Reproduce every record below exactly as written, leaving out any pictures.

========================================================================

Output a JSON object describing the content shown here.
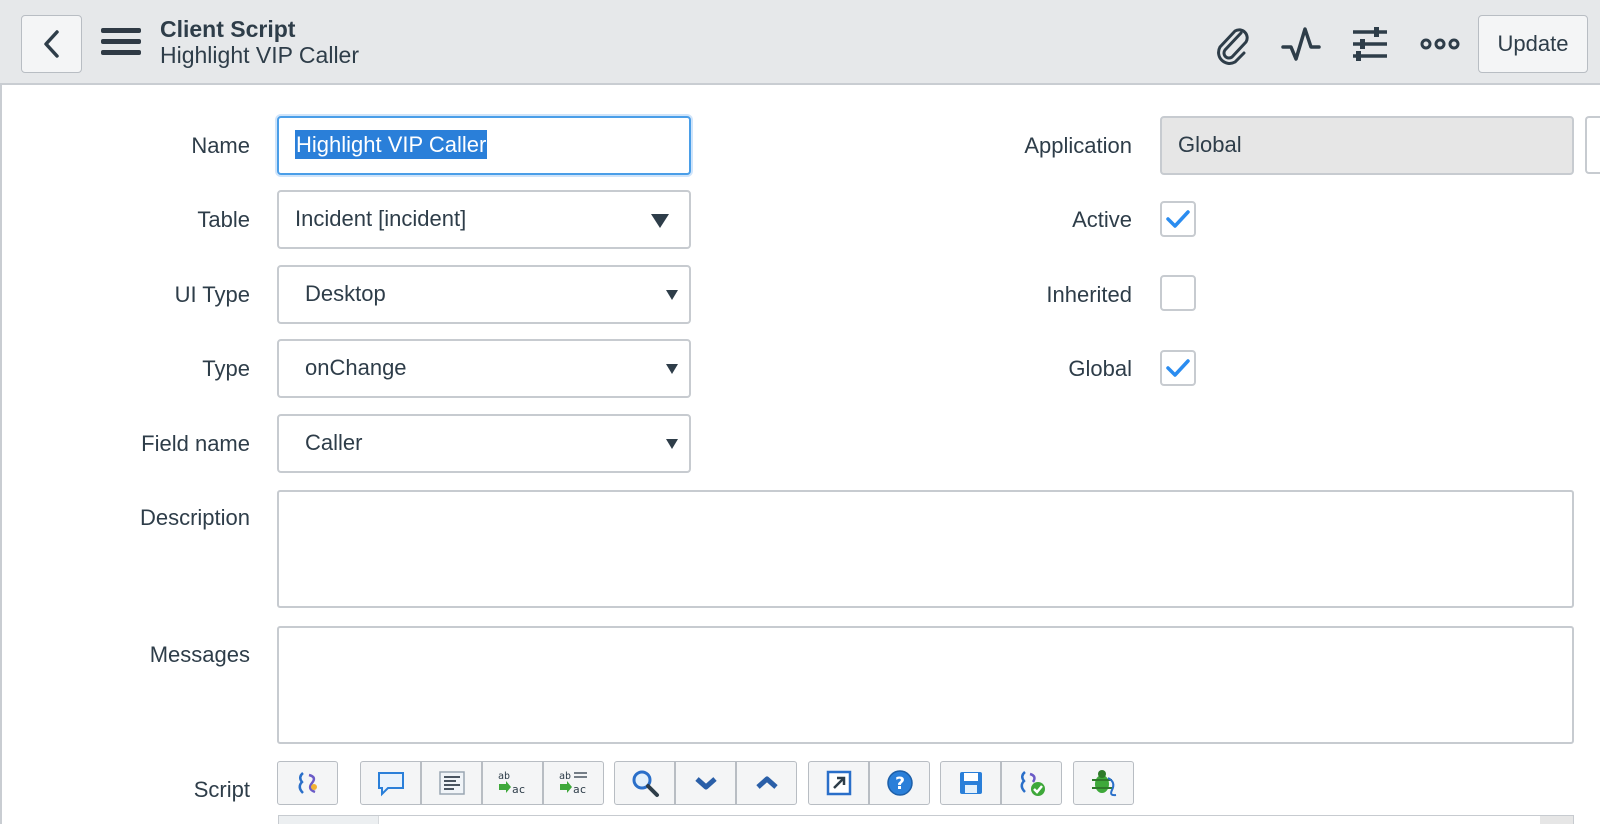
{
  "header": {
    "title": "Client Script",
    "subtitle": "Highlight VIP Caller",
    "update_label": "Update",
    "icons": [
      "back-icon",
      "menu-icon",
      "paperclip-icon",
      "activity-icon",
      "settings-sliders-icon",
      "more-icon"
    ]
  },
  "form": {
    "name": {
      "label": "Name",
      "value": "Highlight VIP Caller"
    },
    "table": {
      "label": "Table",
      "value": "Incident [incident]"
    },
    "ui_type": {
      "label": "UI Type",
      "value": "Desktop"
    },
    "type": {
      "label": "Type",
      "value": "onChange"
    },
    "field_name": {
      "label": "Field name",
      "value": "Caller"
    },
    "description": {
      "label": "Description",
      "value": ""
    },
    "messages": {
      "label": "Messages",
      "value": ""
    },
    "script": {
      "label": "Script"
    },
    "application": {
      "label": "Application",
      "value": "Global"
    },
    "active": {
      "label": "Active",
      "checked": true
    },
    "inherited": {
      "label": "Inherited",
      "checked": false
    },
    "global": {
      "label": "Global",
      "checked": true
    }
  },
  "script_toolbar": {
    "buttons": [
      "format-code-icon",
      "comment-icon",
      "align-text-icon",
      "replace-icon",
      "replace-all-icon",
      "search-icon",
      "next-icon",
      "previous-icon",
      "fullscreen-icon",
      "help-icon",
      "save-icon",
      "validate-script-icon",
      "debug-icon"
    ]
  },
  "colors": {
    "header_bg": "#e6e8ea",
    "accent_blue": "#2a7fd9",
    "checkmark": "#2a8cf0",
    "border": "#c7cbd0"
  }
}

========================================================================

■ ANSWER:
Output a JSON object describing the content shown here.
{
  "header": {
    "title": "Client Script",
    "subtitle": "Highlight VIP Caller",
    "update_label": "Update",
    "icons": [
      "back-icon",
      "menu-icon",
      "paperclip-icon",
      "activity-icon",
      "settings-sliders-icon",
      "more-icon"
    ]
  },
  "form": {
    "name": {
      "label": "Name",
      "value": "Highlight VIP Caller"
    },
    "table": {
      "label": "Table",
      "value": "Incident [incident]"
    },
    "ui_type": {
      "label": "UI Type",
      "value": "Desktop"
    },
    "type": {
      "label": "Type",
      "value": "onChange"
    },
    "field_name": {
      "label": "Field name",
      "value": "Caller"
    },
    "description": {
      "label": "Description",
      "value": ""
    },
    "messages": {
      "label": "Messages",
      "value": ""
    },
    "script": {
      "label": "Script"
    },
    "application": {
      "label": "Application",
      "value": "Global"
    },
    "active": {
      "label": "Active",
      "checked": true
    },
    "inherited": {
      "label": "Inherited",
      "checked": false
    },
    "global": {
      "label": "Global",
      "checked": true
    }
  },
  "script_toolbar": {
    "buttons": [
      "format-code-icon",
      "comment-icon",
      "align-text-icon",
      "replace-icon",
      "replace-all-icon",
      "search-icon",
      "next-icon",
      "previous-icon",
      "fullscreen-icon",
      "help-icon",
      "save-icon",
      "validate-script-icon",
      "debug-icon"
    ]
  },
  "colors": {
    "header_bg": "#e6e8ea",
    "accent_blue": "#2a7fd9",
    "checkmark": "#2a8cf0",
    "border": "#c7cbd0"
  }
}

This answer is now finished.